◆ **Stated problem**
In your copy, repeat the records exactly and leave out the pictures.

(Dataset records)
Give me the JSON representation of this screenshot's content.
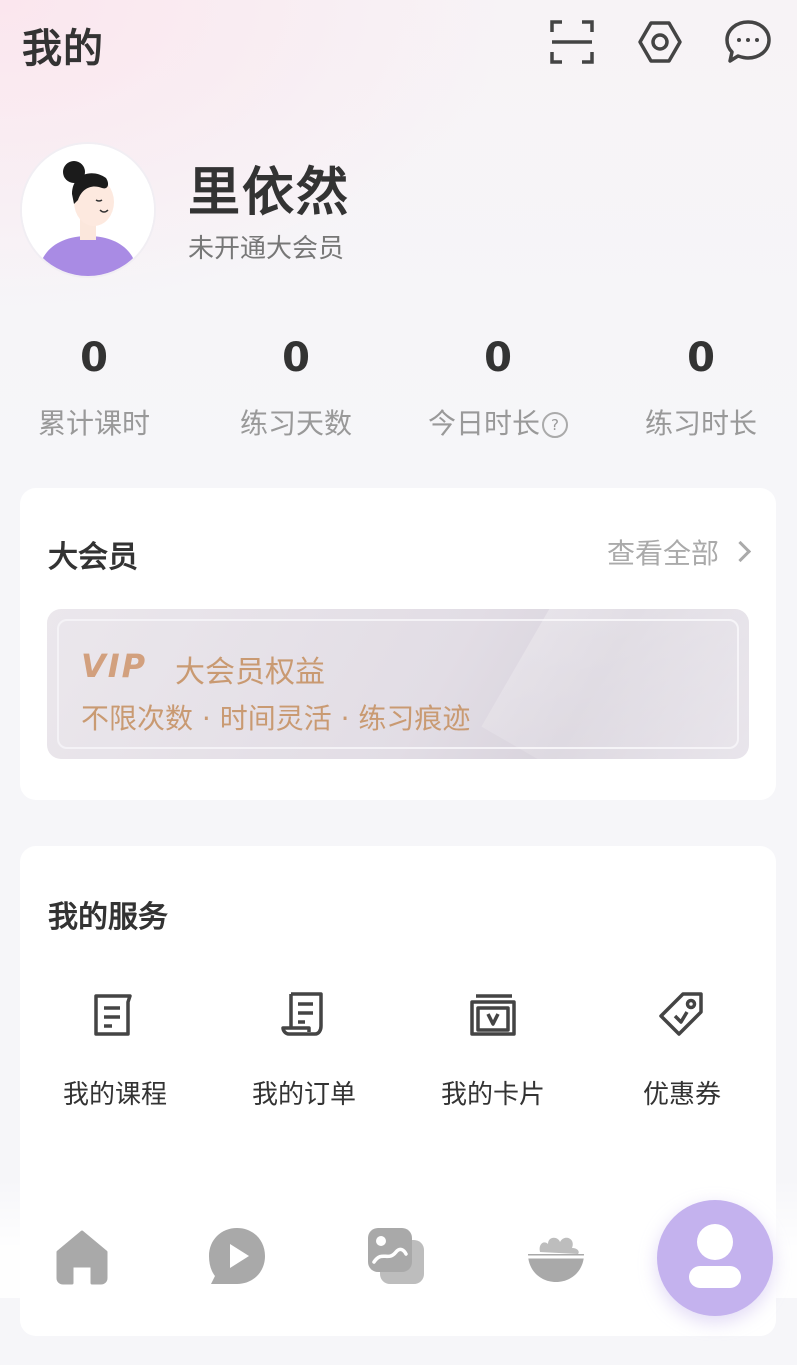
{
  "header": {
    "title": "我的",
    "icons": [
      "scan-icon",
      "settings-icon",
      "message-icon"
    ]
  },
  "profile": {
    "name": "里依然",
    "membership_status": "未开通大会员"
  },
  "stats": [
    {
      "value": "0",
      "label": "累计课时"
    },
    {
      "value": "0",
      "label": "练习天数"
    },
    {
      "value": "0",
      "label": "今日时长",
      "help": "?"
    },
    {
      "value": "0",
      "label": "练习时长"
    }
  ],
  "vip_card": {
    "title": "大会员",
    "view_all": "查看全部",
    "banner": {
      "logo": "VIP",
      "title": "大会员权益",
      "description": "不限次数 · 时间灵活 · 练习痕迹"
    }
  },
  "services": {
    "title": "我的服务",
    "items": [
      {
        "label": "我的课程",
        "icon": "course-icon"
      },
      {
        "label": "我的订单",
        "icon": "order-icon"
      },
      {
        "label": "我的卡片",
        "icon": "card-icon"
      },
      {
        "label": "优惠券",
        "icon": "coupon-icon"
      }
    ]
  },
  "tabbar": {
    "items": [
      {
        "icon": "home-icon"
      },
      {
        "icon": "play-icon"
      },
      {
        "icon": "gallery-icon"
      },
      {
        "icon": "food-bowl-icon"
      },
      {
        "icon": "profile-icon",
        "active": true
      }
    ]
  },
  "colors": {
    "accent": "#c4b2ee",
    "vip_gold": "#c99a72",
    "text_primary": "#333333",
    "text_secondary": "#999999"
  }
}
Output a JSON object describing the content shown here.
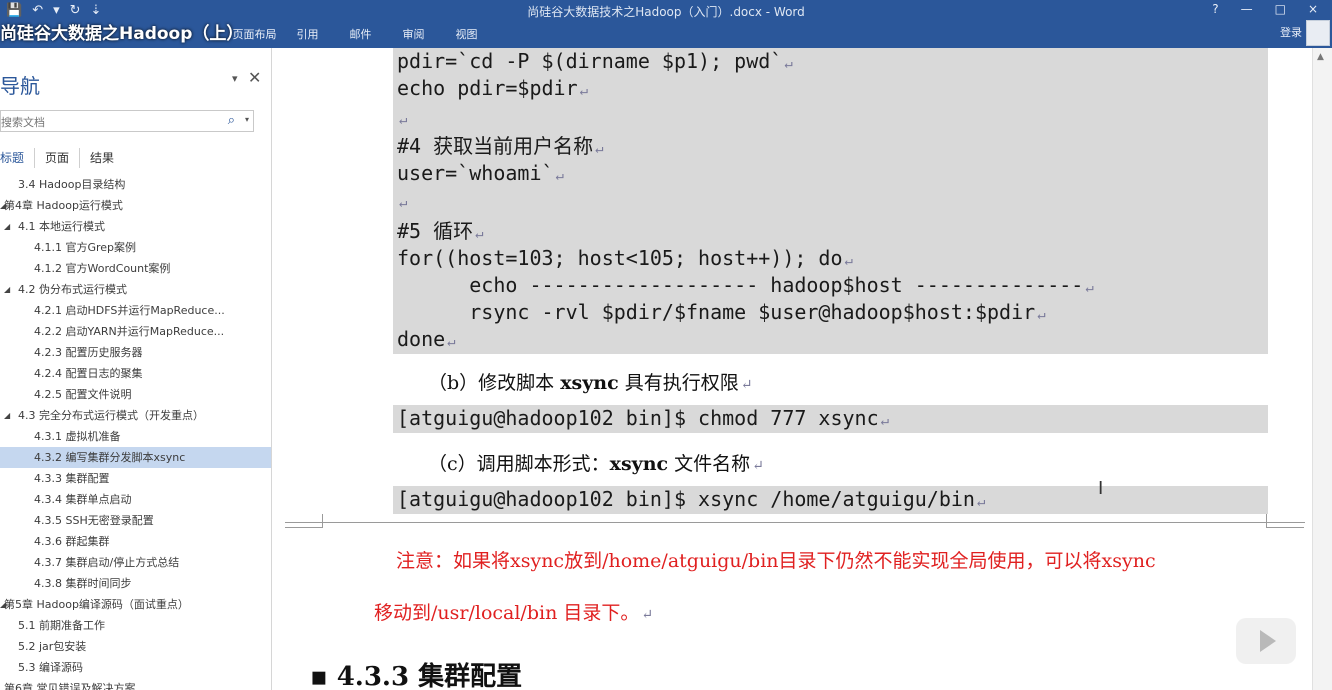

◆ **Task answer**
Give me the JSON representation of this screenshot's content.
{
  "header": {
    "title": "我的",
    "icons": [
      "scan-icon",
      "settings-icon",
      "message-icon"
    ]
  },
  "profile": {
    "name": "里依然",
    "membership_status": "未开通大会员"
  },
  "stats": [
    {
      "value": "0",
      "label": "累计课时"
    },
    {
      "value": "0",
      "label": "练习天数"
    },
    {
      "value": "0",
      "label": "今日时长",
      "help": "?"
    },
    {
      "value": "0",
      "label": "练习时长"
    }
  ],
  "vip_card": {
    "title": "大会员",
    "view_all": "查看全部",
    "banner": {
      "logo": "VIP",
      "title": "大会员权益",
      "description": "不限次数 · 时间灵活 · 练习痕迹"
    }
  },
  "services": {
    "title": "我的服务",
    "items": [
      {
        "label": "我的课程",
        "icon": "course-icon"
      },
      {
        "label": "我的订单",
        "icon": "order-icon"
      },
      {
        "label": "我的卡片",
        "icon": "card-icon"
      },
      {
        "label": "优惠券",
        "icon": "coupon-icon"
      }
    ]
  },
  "tabbar": {
    "items": [
      {
        "icon": "home-icon"
      },
      {
        "icon": "play-icon"
      },
      {
        "icon": "gallery-icon"
      },
      {
        "icon": "food-bowl-icon"
      },
      {
        "icon": "profile-icon",
        "active": true
      }
    ]
  },
  "colors": {
    "accent": "#c4b2ee",
    "vip_gold": "#c99a72",
    "text_primary": "#333333",
    "text_secondary": "#999999"
  }
}
Output a JSON object describing the content shown here.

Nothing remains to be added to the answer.